> _What the exercise asks_:
Your task is to write out the complete listing exactly as it is shown.

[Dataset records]
** start **
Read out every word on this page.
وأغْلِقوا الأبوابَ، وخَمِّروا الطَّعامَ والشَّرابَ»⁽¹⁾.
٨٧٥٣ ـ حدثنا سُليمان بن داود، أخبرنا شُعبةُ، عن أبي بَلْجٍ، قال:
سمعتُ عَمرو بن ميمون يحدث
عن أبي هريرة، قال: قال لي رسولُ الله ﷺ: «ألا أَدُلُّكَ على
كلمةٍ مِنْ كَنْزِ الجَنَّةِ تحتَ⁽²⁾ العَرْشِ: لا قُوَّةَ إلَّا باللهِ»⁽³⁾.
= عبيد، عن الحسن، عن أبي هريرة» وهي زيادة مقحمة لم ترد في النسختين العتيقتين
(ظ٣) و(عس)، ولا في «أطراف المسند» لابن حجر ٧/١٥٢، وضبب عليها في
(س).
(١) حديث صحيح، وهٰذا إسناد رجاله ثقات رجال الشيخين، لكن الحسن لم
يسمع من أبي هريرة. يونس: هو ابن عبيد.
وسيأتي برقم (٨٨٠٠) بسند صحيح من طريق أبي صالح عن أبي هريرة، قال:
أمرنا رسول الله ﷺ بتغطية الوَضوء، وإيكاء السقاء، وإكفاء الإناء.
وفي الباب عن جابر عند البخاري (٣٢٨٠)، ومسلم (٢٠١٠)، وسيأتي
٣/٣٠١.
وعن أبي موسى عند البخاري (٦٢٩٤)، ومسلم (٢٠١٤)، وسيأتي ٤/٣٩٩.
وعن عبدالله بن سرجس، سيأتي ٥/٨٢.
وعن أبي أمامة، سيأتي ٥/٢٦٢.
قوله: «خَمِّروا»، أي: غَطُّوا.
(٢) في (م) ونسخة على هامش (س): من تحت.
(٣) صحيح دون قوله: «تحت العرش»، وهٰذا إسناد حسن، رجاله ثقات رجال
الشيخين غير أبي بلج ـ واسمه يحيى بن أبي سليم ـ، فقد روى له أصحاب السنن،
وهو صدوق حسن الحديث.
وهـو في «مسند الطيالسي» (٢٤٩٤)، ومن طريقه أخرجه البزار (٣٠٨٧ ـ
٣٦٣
** end **
> _Output for this task_:
Read out every word on this page.
وأغْلِقوا الأبوابَ، وخَمِّروا الطَّعامَ والشَّرابَ»⁽¹⁾.
٨٧٥٣ ـ حدثنا سُليمان بن داود، أخبرنا شُعبةُ، عن أبي بَلْجٍ، قال:
سمعتُ عَمرو بن ميمون يحدث
عن أبي هريرة، قال: قال لي رسولُ الله ﷺ: «ألا أَدُلُّكَ على
كلمةٍ مِنْ كَنْزِ الجَنَّةِ تحتَ⁽²⁾ العَرْشِ: لا قُوَّةَ إلَّا باللهِ»⁽³⁾.
= عبيد، عن الحسن، عن أبي هريرة» وهي زيادة مقحمة لم ترد في النسختين العتيقتين
(ظ٣) و(عس)، ولا في «أطراف المسند» لابن حجر ٧/١٥٢، وضبب عليها في
(س).
(١) حديث صحيح، وهٰذا إسناد رجاله ثقات رجال الشيخين، لكن الحسن لم
يسمع من أبي هريرة. يونس: هو ابن عبيد.
وسيأتي برقم (٨٨٠٠) بسند صحيح من طريق أبي صالح عن أبي هريرة، قال:
أمرنا رسول الله ﷺ بتغطية الوَضوء، وإيكاء السقاء، وإكفاء الإناء.
وفي الباب عن جابر عند البخاري (٣٢٨٠)، ومسلم (٢٠١٠)، وسيأتي
٣/٣٠١.
وعن أبي موسى عند البخاري (٦٢٩٤)، ومسلم (٢٠١٤)، وسيأتي ٤/٣٩٩.
وعن عبدالله بن سرجس، سيأتي ٥/٨٢.
وعن أبي أمامة، سيأتي ٥/٢٦٢.
قوله: «خَمِّروا»، أي: غَطُّوا.
(٢) في (م) ونسخة على هامش (س): من تحت.
(٣) صحيح دون قوله: «تحت العرش»، وهٰذا إسناد حسن، رجاله ثقات رجال
الشيخين غير أبي بلج ـ واسمه يحيى بن أبي سليم ـ، فقد روى له أصحاب السنن،
وهو صدوق حسن الحديث.
وهـو في «مسند الطيالسي» (٢٤٩٤)، ومن طريقه أخرجه البزار (٣٠٨٧ ـ
٣٦٣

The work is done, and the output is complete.